> Task requirements
Quote all lines below exactly. Images stay out.

Recorded data:

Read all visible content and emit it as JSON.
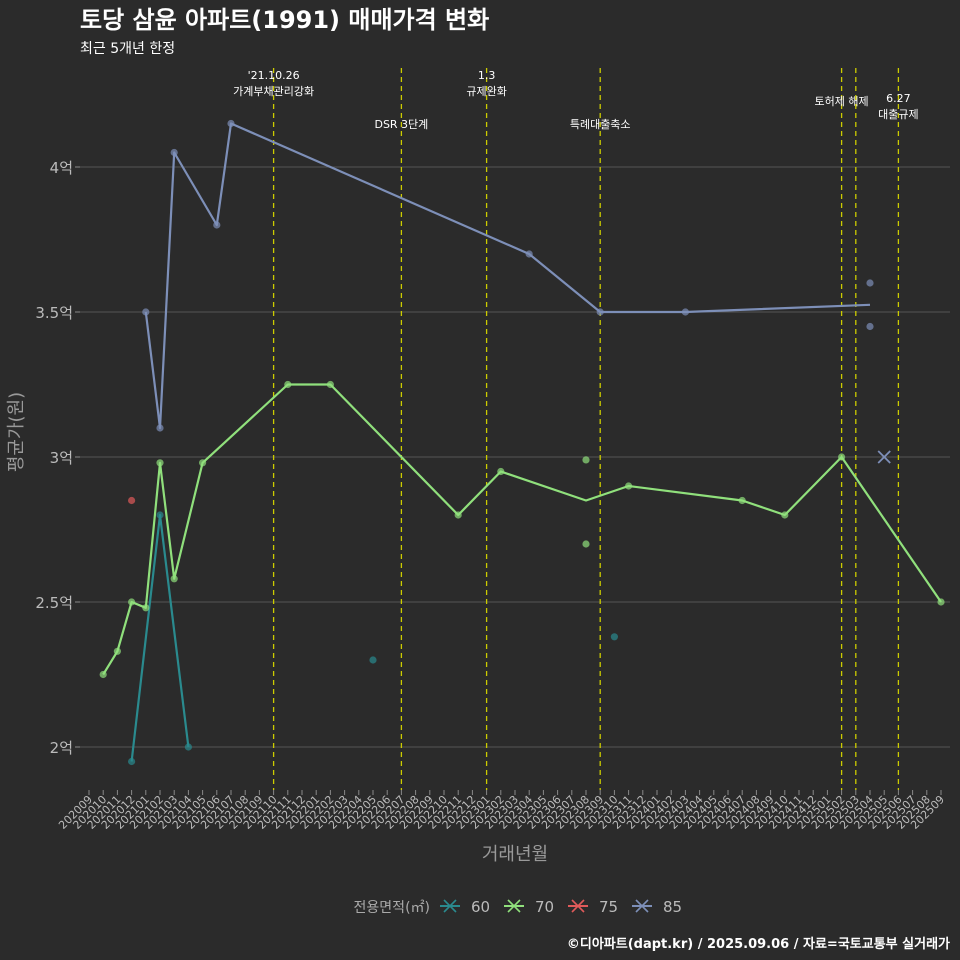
{
  "chart_data": {
    "type": "line",
    "title": "토당 삼윤 아파트(1991) 매매가격 변화",
    "subtitle": "최근 5개년 한정",
    "xlabel": "거래년월",
    "ylabel": "평균가(원)",
    "y_unit": "억",
    "ylim": [
      1.85,
      4.35
    ],
    "y_ticks": [
      2,
      2.5,
      3,
      3.5,
      4
    ],
    "y_tick_labels": [
      "2억",
      "2.5억",
      "3억",
      "3.5억",
      "4억"
    ],
    "x_start": "2020-09",
    "x_end": "2025-09",
    "x_tick_labels": [
      "202009",
      "202010",
      "202011",
      "202012",
      "202101",
      "202102",
      "202103",
      "202104",
      "202105",
      "202106",
      "202107",
      "202108",
      "202109",
      "202110",
      "202111",
      "202112",
      "202201",
      "202202",
      "202203",
      "202204",
      "202205",
      "202206",
      "202207",
      "202208",
      "202209",
      "202210",
      "202211",
      "202212",
      "202301",
      "202302",
      "202303",
      "202304",
      "202305",
      "202306",
      "202307",
      "202308",
      "202309",
      "202310",
      "202311",
      "202312",
      "202401",
      "202402",
      "202403",
      "202404",
      "202405",
      "202406",
      "202407",
      "202408",
      "202409",
      "202410",
      "202411",
      "202412",
      "202501",
      "202502",
      "202503",
      "202504",
      "202505",
      "202506",
      "202507",
      "202508",
      "202509"
    ],
    "legend_title": "전용면적(㎡)",
    "legend_position": "bottom",
    "series": [
      {
        "name": "60",
        "color": "#2a8a8e",
        "line": [
          {
            "x": "2020-12",
            "y": 1.95
          },
          {
            "x": "2021-02",
            "y": 2.8
          },
          {
            "x": "2021-04",
            "y": 2.0
          }
        ],
        "points": [
          {
            "x": "2020-12",
            "y": 1.95
          },
          {
            "x": "2021-02",
            "y": 2.8
          },
          {
            "x": "2021-04",
            "y": 2.0
          },
          {
            "x": "2022-05",
            "y": 2.3
          },
          {
            "x": "2023-10",
            "y": 2.38
          }
        ]
      },
      {
        "name": "70",
        "color": "#90e07c",
        "line": [
          {
            "x": "2020-10",
            "y": 2.25
          },
          {
            "x": "2020-11",
            "y": 2.33
          },
          {
            "x": "2020-12",
            "y": 2.5
          },
          {
            "x": "2021-01",
            "y": 2.48
          },
          {
            "x": "2021-02",
            "y": 2.98
          },
          {
            "x": "2021-03",
            "y": 2.58
          },
          {
            "x": "2021-05",
            "y": 2.98
          },
          {
            "x": "2021-11",
            "y": 3.25
          },
          {
            "x": "2022-02",
            "y": 3.25
          },
          {
            "x": "2022-11",
            "y": 2.8
          },
          {
            "x": "2023-02",
            "y": 2.95
          },
          {
            "x": "2023-08",
            "y": 2.85
          },
          {
            "x": "2023-11",
            "y": 2.9
          },
          {
            "x": "2024-07",
            "y": 2.85
          },
          {
            "x": "2024-10",
            "y": 2.8
          },
          {
            "x": "2025-02",
            "y": 3.0
          },
          {
            "x": "2025-09",
            "y": 2.5
          }
        ],
        "points": [
          {
            "x": "2020-10",
            "y": 2.25
          },
          {
            "x": "2020-11",
            "y": 2.33
          },
          {
            "x": "2020-12",
            "y": 2.5
          },
          {
            "x": "2021-01",
            "y": 2.48
          },
          {
            "x": "2021-02",
            "y": 2.98
          },
          {
            "x": "2021-03",
            "y": 2.58
          },
          {
            "x": "2021-05",
            "y": 2.98
          },
          {
            "x": "2021-11",
            "y": 3.25
          },
          {
            "x": "2022-02",
            "y": 3.25
          },
          {
            "x": "2022-11",
            "y": 2.8
          },
          {
            "x": "2023-02",
            "y": 2.95
          },
          {
            "x": "2023-08",
            "y": 2.99
          },
          {
            "x": "2023-08",
            "y": 2.7
          },
          {
            "x": "2023-11",
            "y": 2.9
          },
          {
            "x": "2024-07",
            "y": 2.85
          },
          {
            "x": "2024-10",
            "y": 2.8
          },
          {
            "x": "2025-02",
            "y": 3.0
          },
          {
            "x": "2025-09",
            "y": 2.5
          }
        ]
      },
      {
        "name": "75",
        "color": "#e05a5a",
        "line": [],
        "points": [
          {
            "x": "2020-12",
            "y": 2.85
          }
        ]
      },
      {
        "name": "85",
        "color": "#7d8fb8",
        "line": [
          {
            "x": "2021-01",
            "y": 3.5
          },
          {
            "x": "2021-02",
            "y": 3.1
          },
          {
            "x": "2021-03",
            "y": 4.05
          },
          {
            "x": "2021-06",
            "y": 3.8
          },
          {
            "x": "2021-07",
            "y": 4.15
          },
          {
            "x": "2023-04",
            "y": 3.7
          },
          {
            "x": "2023-09",
            "y": 3.5
          },
          {
            "x": "2024-03",
            "y": 3.5
          },
          {
            "x": "2025-04",
            "y": 3.525
          }
        ],
        "points": [
          {
            "x": "2021-01",
            "y": 3.5
          },
          {
            "x": "2021-02",
            "y": 3.1
          },
          {
            "x": "2021-03",
            "y": 4.05
          },
          {
            "x": "2021-06",
            "y": 3.8
          },
          {
            "x": "2021-07",
            "y": 4.15
          },
          {
            "x": "2023-04",
            "y": 3.7
          },
          {
            "x": "2023-09",
            "y": 3.5
          },
          {
            "x": "2024-03",
            "y": 3.5
          },
          {
            "x": "2025-04",
            "y": 3.6
          },
          {
            "x": "2025-04",
            "y": 3.45
          }
        ]
      }
    ],
    "markers": [
      {
        "series": "85",
        "x": "2025-05",
        "y": 3.0,
        "symbol": "x"
      }
    ],
    "policy_lines": [
      {
        "x": "2021-10",
        "label": [
          "'21.10.26",
          "가계부채관리강화"
        ],
        "tier": 1
      },
      {
        "x": "2022-07",
        "label": [
          "DSR 3단계"
        ],
        "tier": 2
      },
      {
        "x": "2023-01",
        "label": [
          "1.3",
          "규제완화"
        ],
        "tier": 1
      },
      {
        "x": "2023-09",
        "label": [
          "특례대출축소"
        ],
        "tier": 2
      },
      {
        "x": "2025-02",
        "label": [
          "토허제 해제"
        ],
        "tier": 1
      },
      {
        "x": "2025-03",
        "label": [],
        "tier": 1
      },
      {
        "x": "2025-06",
        "label": [
          "6.27",
          "대출규제"
        ],
        "tier": 2
      }
    ],
    "grid": true,
    "caption": "©디아파트(dapt.kr) / 2025.09.06 / 자료=국토교통부 실거래가"
  },
  "colors": {
    "background": "#2b2b2b",
    "grid": "#555555",
    "policy_line": "#cccc00",
    "text": "#ffffff",
    "axis_text": "#bbbbbb"
  }
}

> Answer to the task
Read all visible content and emit it as JSON.
{
  "chart_data": {
    "type": "line",
    "title": "토당 삼윤 아파트(1991) 매매가격 변화",
    "subtitle": "최근 5개년 한정",
    "xlabel": "거래년월",
    "ylabel": "평균가(원)",
    "y_unit": "억",
    "ylim": [
      1.85,
      4.35
    ],
    "y_ticks": [
      2,
      2.5,
      3,
      3.5,
      4
    ],
    "y_tick_labels": [
      "2억",
      "2.5억",
      "3억",
      "3.5억",
      "4억"
    ],
    "x_start": "2020-09",
    "x_end": "2025-09",
    "x_tick_labels": [
      "202009",
      "202010",
      "202011",
      "202012",
      "202101",
      "202102",
      "202103",
      "202104",
      "202105",
      "202106",
      "202107",
      "202108",
      "202109",
      "202110",
      "202111",
      "202112",
      "202201",
      "202202",
      "202203",
      "202204",
      "202205",
      "202206",
      "202207",
      "202208",
      "202209",
      "202210",
      "202211",
      "202212",
      "202301",
      "202302",
      "202303",
      "202304",
      "202305",
      "202306",
      "202307",
      "202308",
      "202309",
      "202310",
      "202311",
      "202312",
      "202401",
      "202402",
      "202403",
      "202404",
      "202405",
      "202406",
      "202407",
      "202408",
      "202409",
      "202410",
      "202411",
      "202412",
      "202501",
      "202502",
      "202503",
      "202504",
      "202505",
      "202506",
      "202507",
      "202508",
      "202509"
    ],
    "legend_title": "전용면적(㎡)",
    "legend_position": "bottom",
    "series": [
      {
        "name": "60",
        "color": "#2a8a8e",
        "line": [
          {
            "x": "2020-12",
            "y": 1.95
          },
          {
            "x": "2021-02",
            "y": 2.8
          },
          {
            "x": "2021-04",
            "y": 2.0
          }
        ],
        "points": [
          {
            "x": "2020-12",
            "y": 1.95
          },
          {
            "x": "2021-02",
            "y": 2.8
          },
          {
            "x": "2021-04",
            "y": 2.0
          },
          {
            "x": "2022-05",
            "y": 2.3
          },
          {
            "x": "2023-10",
            "y": 2.38
          }
        ]
      },
      {
        "name": "70",
        "color": "#90e07c",
        "line": [
          {
            "x": "2020-10",
            "y": 2.25
          },
          {
            "x": "2020-11",
            "y": 2.33
          },
          {
            "x": "2020-12",
            "y": 2.5
          },
          {
            "x": "2021-01",
            "y": 2.48
          },
          {
            "x": "2021-02",
            "y": 2.98
          },
          {
            "x": "2021-03",
            "y": 2.58
          },
          {
            "x": "2021-05",
            "y": 2.98
          },
          {
            "x": "2021-11",
            "y": 3.25
          },
          {
            "x": "2022-02",
            "y": 3.25
          },
          {
            "x": "2022-11",
            "y": 2.8
          },
          {
            "x": "2023-02",
            "y": 2.95
          },
          {
            "x": "2023-08",
            "y": 2.85
          },
          {
            "x": "2023-11",
            "y": 2.9
          },
          {
            "x": "2024-07",
            "y": 2.85
          },
          {
            "x": "2024-10",
            "y": 2.8
          },
          {
            "x": "2025-02",
            "y": 3.0
          },
          {
            "x": "2025-09",
            "y": 2.5
          }
        ],
        "points": [
          {
            "x": "2020-10",
            "y": 2.25
          },
          {
            "x": "2020-11",
            "y": 2.33
          },
          {
            "x": "2020-12",
            "y": 2.5
          },
          {
            "x": "2021-01",
            "y": 2.48
          },
          {
            "x": "2021-02",
            "y": 2.98
          },
          {
            "x": "2021-03",
            "y": 2.58
          },
          {
            "x": "2021-05",
            "y": 2.98
          },
          {
            "x": "2021-11",
            "y": 3.25
          },
          {
            "x": "2022-02",
            "y": 3.25
          },
          {
            "x": "2022-11",
            "y": 2.8
          },
          {
            "x": "2023-02",
            "y": 2.95
          },
          {
            "x": "2023-08",
            "y": 2.99
          },
          {
            "x": "2023-08",
            "y": 2.7
          },
          {
            "x": "2023-11",
            "y": 2.9
          },
          {
            "x": "2024-07",
            "y": 2.85
          },
          {
            "x": "2024-10",
            "y": 2.8
          },
          {
            "x": "2025-02",
            "y": 3.0
          },
          {
            "x": "2025-09",
            "y": 2.5
          }
        ]
      },
      {
        "name": "75",
        "color": "#e05a5a",
        "line": [],
        "points": [
          {
            "x": "2020-12",
            "y": 2.85
          }
        ]
      },
      {
        "name": "85",
        "color": "#7d8fb8",
        "line": [
          {
            "x": "2021-01",
            "y": 3.5
          },
          {
            "x": "2021-02",
            "y": 3.1
          },
          {
            "x": "2021-03",
            "y": 4.05
          },
          {
            "x": "2021-06",
            "y": 3.8
          },
          {
            "x": "2021-07",
            "y": 4.15
          },
          {
            "x": "2023-04",
            "y": 3.7
          },
          {
            "x": "2023-09",
            "y": 3.5
          },
          {
            "x": "2024-03",
            "y": 3.5
          },
          {
            "x": "2025-04",
            "y": 3.525
          }
        ],
        "points": [
          {
            "x": "2021-01",
            "y": 3.5
          },
          {
            "x": "2021-02",
            "y": 3.1
          },
          {
            "x": "2021-03",
            "y": 4.05
          },
          {
            "x": "2021-06",
            "y": 3.8
          },
          {
            "x": "2021-07",
            "y": 4.15
          },
          {
            "x": "2023-04",
            "y": 3.7
          },
          {
            "x": "2023-09",
            "y": 3.5
          },
          {
            "x": "2024-03",
            "y": 3.5
          },
          {
            "x": "2025-04",
            "y": 3.6
          },
          {
            "x": "2025-04",
            "y": 3.45
          }
        ]
      }
    ],
    "markers": [
      {
        "series": "85",
        "x": "2025-05",
        "y": 3.0,
        "symbol": "x"
      }
    ],
    "policy_lines": [
      {
        "x": "2021-10",
        "label": [
          "'21.10.26",
          "가계부채관리강화"
        ],
        "tier": 1
      },
      {
        "x": "2022-07",
        "label": [
          "DSR 3단계"
        ],
        "tier": 2
      },
      {
        "x": "2023-01",
        "label": [
          "1.3",
          "규제완화"
        ],
        "tier": 1
      },
      {
        "x": "2023-09",
        "label": [
          "특례대출축소"
        ],
        "tier": 2
      },
      {
        "x": "2025-02",
        "label": [
          "토허제 해제"
        ],
        "tier": 1
      },
      {
        "x": "2025-03",
        "label": [],
        "tier": 1
      },
      {
        "x": "2025-06",
        "label": [
          "6.27",
          "대출규제"
        ],
        "tier": 2
      }
    ],
    "grid": true,
    "caption": "©디아파트(dapt.kr) / 2025.09.06 / 자료=국토교통부 실거래가"
  },
  "colors": {
    "background": "#2b2b2b",
    "grid": "#555555",
    "policy_line": "#cccc00",
    "text": "#ffffff",
    "axis_text": "#bbbbbb"
  }
}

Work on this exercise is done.